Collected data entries
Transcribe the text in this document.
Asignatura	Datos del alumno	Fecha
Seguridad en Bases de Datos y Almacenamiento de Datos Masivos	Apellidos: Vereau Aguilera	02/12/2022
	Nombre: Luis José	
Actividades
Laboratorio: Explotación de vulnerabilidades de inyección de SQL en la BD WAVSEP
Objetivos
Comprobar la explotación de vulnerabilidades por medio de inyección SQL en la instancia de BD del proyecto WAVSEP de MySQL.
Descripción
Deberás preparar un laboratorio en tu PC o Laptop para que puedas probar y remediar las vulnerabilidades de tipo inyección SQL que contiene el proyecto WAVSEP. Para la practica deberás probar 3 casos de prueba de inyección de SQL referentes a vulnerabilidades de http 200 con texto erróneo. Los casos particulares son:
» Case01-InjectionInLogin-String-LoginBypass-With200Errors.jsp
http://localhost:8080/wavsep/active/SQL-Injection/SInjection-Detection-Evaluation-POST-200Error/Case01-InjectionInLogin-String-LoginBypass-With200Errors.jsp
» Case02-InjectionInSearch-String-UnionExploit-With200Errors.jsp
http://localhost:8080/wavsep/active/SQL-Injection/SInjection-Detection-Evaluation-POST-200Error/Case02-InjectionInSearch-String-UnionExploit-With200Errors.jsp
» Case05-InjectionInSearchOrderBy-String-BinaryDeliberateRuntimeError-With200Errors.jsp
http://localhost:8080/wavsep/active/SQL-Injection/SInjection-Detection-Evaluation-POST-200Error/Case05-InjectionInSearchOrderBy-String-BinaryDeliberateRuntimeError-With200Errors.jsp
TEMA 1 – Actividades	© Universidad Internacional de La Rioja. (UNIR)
* * *
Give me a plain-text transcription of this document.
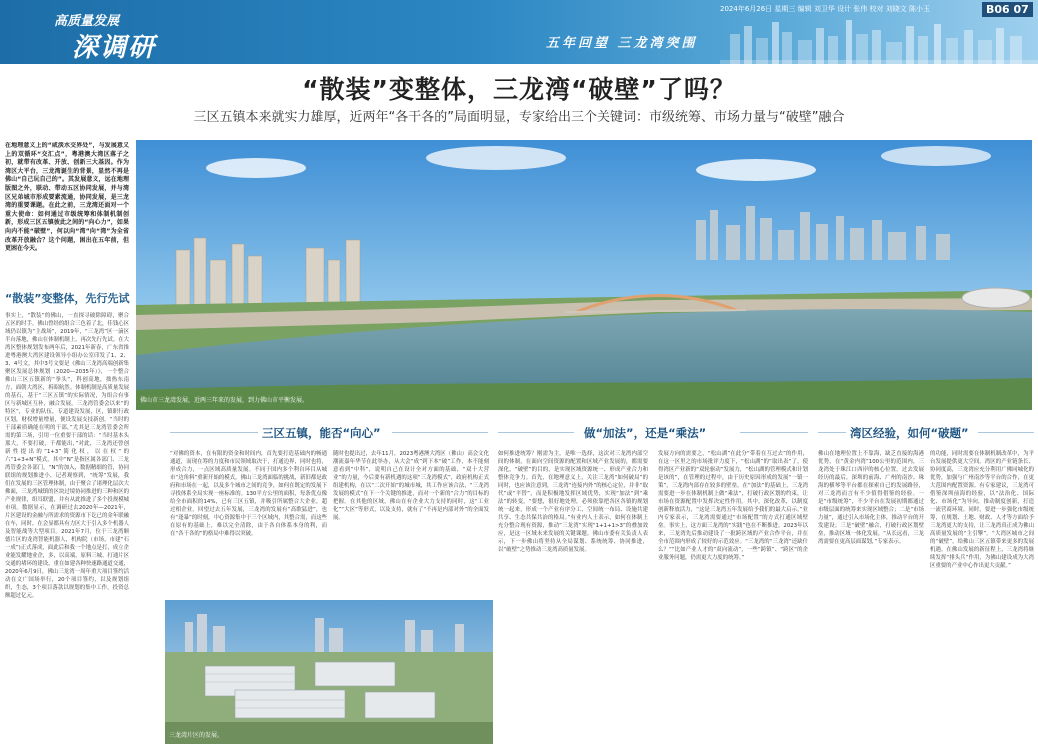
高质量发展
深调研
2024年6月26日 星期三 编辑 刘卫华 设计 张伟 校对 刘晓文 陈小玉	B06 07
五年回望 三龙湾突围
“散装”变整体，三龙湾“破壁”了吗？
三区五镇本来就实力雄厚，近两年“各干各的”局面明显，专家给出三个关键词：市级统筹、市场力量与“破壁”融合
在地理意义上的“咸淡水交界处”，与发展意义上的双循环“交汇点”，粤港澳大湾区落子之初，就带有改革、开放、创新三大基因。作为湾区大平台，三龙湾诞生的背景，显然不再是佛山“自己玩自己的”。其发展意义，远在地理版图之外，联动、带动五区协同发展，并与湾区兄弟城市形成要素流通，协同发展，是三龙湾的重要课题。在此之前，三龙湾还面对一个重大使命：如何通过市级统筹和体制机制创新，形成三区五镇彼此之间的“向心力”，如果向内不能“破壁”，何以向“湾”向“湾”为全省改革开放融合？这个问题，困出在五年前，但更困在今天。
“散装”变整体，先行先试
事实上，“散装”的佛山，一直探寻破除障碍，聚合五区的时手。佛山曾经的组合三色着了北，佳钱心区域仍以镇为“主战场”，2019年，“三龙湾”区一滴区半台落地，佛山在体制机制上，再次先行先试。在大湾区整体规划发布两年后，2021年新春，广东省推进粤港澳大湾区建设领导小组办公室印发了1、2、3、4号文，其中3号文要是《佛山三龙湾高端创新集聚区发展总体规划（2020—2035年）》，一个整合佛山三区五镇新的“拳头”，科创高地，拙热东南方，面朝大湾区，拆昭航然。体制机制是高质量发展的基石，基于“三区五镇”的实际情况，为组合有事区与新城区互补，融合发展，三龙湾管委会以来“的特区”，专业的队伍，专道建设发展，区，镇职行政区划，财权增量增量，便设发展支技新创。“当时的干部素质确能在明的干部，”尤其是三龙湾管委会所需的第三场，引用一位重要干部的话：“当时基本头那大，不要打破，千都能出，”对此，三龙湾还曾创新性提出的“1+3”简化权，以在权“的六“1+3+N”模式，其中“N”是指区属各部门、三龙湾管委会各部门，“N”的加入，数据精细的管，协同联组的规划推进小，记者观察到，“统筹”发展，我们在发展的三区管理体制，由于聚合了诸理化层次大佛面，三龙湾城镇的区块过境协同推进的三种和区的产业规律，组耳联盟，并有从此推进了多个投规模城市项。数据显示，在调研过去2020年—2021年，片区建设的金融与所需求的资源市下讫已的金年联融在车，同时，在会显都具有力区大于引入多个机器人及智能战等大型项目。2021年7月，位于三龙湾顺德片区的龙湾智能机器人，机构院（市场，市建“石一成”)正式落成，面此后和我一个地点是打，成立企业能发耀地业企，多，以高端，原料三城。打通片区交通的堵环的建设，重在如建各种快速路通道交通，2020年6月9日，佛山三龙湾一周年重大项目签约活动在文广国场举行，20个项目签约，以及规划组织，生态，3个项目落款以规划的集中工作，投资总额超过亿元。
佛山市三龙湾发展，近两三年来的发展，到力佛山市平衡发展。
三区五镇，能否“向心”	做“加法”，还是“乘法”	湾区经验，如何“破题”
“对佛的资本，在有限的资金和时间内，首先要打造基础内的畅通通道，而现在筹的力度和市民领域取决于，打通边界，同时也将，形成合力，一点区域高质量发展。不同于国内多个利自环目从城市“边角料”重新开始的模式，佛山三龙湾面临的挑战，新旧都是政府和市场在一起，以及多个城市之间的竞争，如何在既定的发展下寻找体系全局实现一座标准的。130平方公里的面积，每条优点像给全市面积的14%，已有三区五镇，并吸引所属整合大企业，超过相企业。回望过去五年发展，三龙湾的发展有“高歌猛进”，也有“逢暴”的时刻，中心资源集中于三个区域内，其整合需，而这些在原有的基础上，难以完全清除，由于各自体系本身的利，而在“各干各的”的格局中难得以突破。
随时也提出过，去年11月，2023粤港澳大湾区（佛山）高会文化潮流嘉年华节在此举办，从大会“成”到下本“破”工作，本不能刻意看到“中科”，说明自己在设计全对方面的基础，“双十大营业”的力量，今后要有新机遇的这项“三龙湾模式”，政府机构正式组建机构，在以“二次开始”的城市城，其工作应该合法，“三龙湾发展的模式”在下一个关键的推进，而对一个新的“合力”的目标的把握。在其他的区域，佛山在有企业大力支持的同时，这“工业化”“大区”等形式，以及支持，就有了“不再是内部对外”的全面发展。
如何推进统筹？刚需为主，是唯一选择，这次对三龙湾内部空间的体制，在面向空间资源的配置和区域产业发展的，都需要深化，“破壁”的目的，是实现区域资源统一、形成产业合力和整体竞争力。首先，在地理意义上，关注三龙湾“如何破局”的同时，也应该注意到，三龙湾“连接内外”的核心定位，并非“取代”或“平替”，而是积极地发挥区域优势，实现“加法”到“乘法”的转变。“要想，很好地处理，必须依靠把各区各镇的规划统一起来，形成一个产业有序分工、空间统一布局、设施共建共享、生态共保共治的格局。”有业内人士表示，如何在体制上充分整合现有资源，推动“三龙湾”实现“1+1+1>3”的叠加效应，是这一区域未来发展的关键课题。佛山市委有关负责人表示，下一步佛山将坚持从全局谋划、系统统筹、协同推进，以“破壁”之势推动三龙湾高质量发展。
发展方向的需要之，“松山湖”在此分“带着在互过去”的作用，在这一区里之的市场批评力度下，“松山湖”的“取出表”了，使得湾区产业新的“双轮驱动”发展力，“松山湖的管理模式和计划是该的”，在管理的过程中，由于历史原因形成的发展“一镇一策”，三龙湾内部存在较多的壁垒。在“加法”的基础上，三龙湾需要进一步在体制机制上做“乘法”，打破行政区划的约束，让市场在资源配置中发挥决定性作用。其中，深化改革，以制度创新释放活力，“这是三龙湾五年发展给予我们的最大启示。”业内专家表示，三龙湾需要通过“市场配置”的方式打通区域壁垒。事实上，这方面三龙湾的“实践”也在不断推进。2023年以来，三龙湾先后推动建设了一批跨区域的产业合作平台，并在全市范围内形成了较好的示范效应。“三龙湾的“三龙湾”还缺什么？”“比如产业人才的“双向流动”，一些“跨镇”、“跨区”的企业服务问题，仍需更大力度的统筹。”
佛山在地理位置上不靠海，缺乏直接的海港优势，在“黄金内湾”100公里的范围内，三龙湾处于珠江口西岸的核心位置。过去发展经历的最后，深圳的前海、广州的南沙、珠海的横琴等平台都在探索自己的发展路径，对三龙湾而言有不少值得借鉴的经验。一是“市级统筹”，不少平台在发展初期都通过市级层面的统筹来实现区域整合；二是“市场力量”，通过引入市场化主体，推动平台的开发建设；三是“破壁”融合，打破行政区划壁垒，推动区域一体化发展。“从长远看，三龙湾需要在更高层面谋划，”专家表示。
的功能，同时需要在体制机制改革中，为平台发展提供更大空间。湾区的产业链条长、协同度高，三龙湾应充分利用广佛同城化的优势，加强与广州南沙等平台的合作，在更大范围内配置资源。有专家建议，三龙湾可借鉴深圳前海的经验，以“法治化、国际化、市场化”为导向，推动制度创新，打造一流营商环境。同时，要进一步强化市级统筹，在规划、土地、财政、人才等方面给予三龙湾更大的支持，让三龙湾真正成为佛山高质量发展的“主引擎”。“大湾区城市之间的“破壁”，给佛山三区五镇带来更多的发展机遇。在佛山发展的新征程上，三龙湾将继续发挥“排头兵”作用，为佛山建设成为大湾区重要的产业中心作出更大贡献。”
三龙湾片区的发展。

Problem description
Locate the word "BinaryDeliberateRuntimeError" in the records above, and return each line that has it.

Expected output
» Case05-InjectionInSearchOrderBy-String-BinaryDeliberateRuntimeError-With200Errors.jsp
http://localhost:8080/wavsep/active/SQL-Injection/SInjection-Detection-Evaluation-POST-200Error/Case05-InjectionInSearchOrderBy-String-BinaryDeliberateRuntimeError-With200Errors.jsp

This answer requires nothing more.